Exercise objective: Identify and copy all lines of the material where the string "Мира" is found.
── Record set
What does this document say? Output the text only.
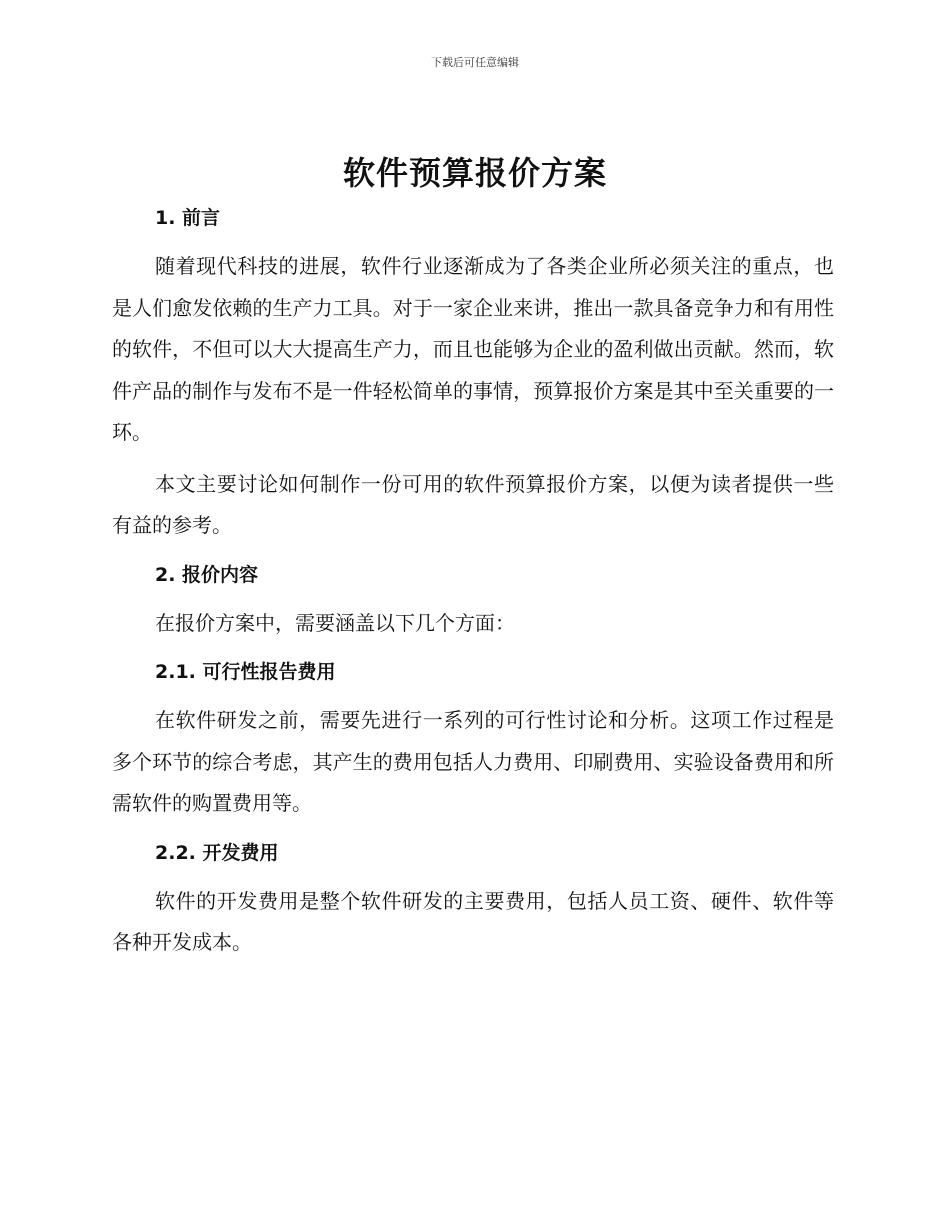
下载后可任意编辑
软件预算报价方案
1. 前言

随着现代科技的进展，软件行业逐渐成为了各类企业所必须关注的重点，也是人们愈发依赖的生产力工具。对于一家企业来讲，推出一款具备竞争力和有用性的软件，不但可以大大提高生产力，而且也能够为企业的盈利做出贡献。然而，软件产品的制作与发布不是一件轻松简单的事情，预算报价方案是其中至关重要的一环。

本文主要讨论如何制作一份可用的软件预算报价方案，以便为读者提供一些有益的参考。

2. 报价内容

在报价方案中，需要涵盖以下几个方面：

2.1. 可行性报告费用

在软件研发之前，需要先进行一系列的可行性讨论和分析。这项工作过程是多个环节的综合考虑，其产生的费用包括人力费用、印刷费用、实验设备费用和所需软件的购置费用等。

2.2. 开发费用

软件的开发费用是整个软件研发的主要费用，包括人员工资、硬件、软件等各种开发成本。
────
── Record set
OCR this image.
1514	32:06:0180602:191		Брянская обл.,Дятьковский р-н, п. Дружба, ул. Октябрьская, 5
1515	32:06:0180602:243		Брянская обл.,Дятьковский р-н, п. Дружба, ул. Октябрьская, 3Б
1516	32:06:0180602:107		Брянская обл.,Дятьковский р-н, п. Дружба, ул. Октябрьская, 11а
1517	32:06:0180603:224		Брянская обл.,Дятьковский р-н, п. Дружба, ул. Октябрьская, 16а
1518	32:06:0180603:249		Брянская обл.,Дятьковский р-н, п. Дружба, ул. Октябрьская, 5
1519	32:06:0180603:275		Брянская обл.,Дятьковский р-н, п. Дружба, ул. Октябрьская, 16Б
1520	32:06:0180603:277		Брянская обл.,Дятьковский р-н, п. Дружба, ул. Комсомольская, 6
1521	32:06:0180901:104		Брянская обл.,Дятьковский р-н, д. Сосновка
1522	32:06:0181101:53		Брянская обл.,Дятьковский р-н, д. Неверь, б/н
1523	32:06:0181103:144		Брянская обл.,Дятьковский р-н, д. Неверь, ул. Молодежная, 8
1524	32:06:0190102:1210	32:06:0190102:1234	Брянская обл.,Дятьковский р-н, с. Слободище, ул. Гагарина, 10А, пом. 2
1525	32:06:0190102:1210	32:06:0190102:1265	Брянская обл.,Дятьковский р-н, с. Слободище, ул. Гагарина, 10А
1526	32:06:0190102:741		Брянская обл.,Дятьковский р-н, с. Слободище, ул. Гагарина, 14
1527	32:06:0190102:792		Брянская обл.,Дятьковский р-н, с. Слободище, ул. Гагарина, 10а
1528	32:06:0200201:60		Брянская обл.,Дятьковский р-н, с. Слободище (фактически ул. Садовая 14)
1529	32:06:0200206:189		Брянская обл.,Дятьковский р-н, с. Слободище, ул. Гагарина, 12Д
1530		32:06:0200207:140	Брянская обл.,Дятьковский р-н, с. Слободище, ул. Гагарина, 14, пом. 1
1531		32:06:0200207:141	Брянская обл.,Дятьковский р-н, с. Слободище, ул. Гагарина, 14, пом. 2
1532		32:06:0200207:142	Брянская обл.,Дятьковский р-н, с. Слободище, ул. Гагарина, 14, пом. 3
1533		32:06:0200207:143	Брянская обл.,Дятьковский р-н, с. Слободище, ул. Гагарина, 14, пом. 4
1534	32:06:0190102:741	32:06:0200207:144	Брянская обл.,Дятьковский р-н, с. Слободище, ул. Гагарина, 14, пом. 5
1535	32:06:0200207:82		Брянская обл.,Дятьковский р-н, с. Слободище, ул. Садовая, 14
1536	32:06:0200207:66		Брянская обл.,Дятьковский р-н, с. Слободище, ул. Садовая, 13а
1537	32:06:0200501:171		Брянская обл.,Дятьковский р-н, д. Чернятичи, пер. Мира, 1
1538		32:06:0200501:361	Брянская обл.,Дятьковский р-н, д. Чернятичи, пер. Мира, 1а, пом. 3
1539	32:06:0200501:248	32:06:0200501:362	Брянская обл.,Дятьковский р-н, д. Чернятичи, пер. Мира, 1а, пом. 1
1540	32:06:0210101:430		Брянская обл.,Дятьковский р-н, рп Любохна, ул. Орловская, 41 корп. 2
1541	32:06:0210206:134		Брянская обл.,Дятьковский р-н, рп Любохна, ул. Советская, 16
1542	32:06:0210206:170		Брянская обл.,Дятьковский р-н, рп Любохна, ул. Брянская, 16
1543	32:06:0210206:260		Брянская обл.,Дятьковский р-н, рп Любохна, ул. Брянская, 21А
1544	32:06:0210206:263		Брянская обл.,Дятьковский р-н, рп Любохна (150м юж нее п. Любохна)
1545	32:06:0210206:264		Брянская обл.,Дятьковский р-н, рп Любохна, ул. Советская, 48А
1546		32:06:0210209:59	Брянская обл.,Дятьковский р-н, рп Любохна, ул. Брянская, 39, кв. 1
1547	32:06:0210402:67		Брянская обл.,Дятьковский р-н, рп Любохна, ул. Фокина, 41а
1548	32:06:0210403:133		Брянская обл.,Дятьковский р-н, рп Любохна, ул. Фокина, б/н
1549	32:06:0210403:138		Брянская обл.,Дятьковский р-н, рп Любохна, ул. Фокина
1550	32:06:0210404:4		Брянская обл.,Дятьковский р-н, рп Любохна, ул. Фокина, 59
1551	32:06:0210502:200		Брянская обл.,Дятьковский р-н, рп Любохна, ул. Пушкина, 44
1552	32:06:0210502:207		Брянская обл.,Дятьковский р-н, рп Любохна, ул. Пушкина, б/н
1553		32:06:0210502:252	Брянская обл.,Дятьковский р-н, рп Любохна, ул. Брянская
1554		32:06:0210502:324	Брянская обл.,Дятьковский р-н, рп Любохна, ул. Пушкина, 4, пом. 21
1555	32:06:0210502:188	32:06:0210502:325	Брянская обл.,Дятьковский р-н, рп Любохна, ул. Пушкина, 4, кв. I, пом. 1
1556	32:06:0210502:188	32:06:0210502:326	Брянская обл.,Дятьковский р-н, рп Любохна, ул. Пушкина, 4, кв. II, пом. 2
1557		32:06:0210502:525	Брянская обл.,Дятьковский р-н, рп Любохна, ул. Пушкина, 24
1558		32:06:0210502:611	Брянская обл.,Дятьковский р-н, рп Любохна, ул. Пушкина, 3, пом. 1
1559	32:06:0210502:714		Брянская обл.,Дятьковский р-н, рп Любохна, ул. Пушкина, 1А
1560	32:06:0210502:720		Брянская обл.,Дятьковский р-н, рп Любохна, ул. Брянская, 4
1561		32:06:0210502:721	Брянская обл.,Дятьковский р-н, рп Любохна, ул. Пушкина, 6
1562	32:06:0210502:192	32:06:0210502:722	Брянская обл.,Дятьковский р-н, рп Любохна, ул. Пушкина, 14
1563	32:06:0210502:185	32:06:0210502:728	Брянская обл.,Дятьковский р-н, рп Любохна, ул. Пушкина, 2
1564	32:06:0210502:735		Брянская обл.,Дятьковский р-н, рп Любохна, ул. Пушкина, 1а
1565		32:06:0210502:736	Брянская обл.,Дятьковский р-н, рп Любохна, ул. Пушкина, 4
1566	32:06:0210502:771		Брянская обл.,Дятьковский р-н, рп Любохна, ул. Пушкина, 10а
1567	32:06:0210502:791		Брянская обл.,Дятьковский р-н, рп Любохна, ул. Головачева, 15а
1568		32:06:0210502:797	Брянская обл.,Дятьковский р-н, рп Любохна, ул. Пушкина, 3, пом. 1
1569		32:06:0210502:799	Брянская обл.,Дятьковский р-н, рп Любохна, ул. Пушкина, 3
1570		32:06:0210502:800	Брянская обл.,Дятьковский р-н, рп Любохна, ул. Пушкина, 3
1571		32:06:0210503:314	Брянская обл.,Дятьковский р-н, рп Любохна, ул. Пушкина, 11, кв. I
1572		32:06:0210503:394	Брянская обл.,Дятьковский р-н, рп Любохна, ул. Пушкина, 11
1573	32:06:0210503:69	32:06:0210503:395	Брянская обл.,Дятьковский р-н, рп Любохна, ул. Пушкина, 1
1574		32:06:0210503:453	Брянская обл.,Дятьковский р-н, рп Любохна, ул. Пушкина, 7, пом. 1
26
────
The result:
1537	32:06:0200501:171		Брянская обл.,Дятьковский р-н, д. Чернятичи, пер. Мира, 1
1538		32:06:0200501:361	Брянская обл.,Дятьковский р-н, д. Чернятичи, пер. Мира, 1а, пом. 3
1539	32:06:0200501:248	32:06:0200501:362	Брянская обл.,Дятьковский р-н, д. Чернятичи, пер. Мира, 1а, пом. 1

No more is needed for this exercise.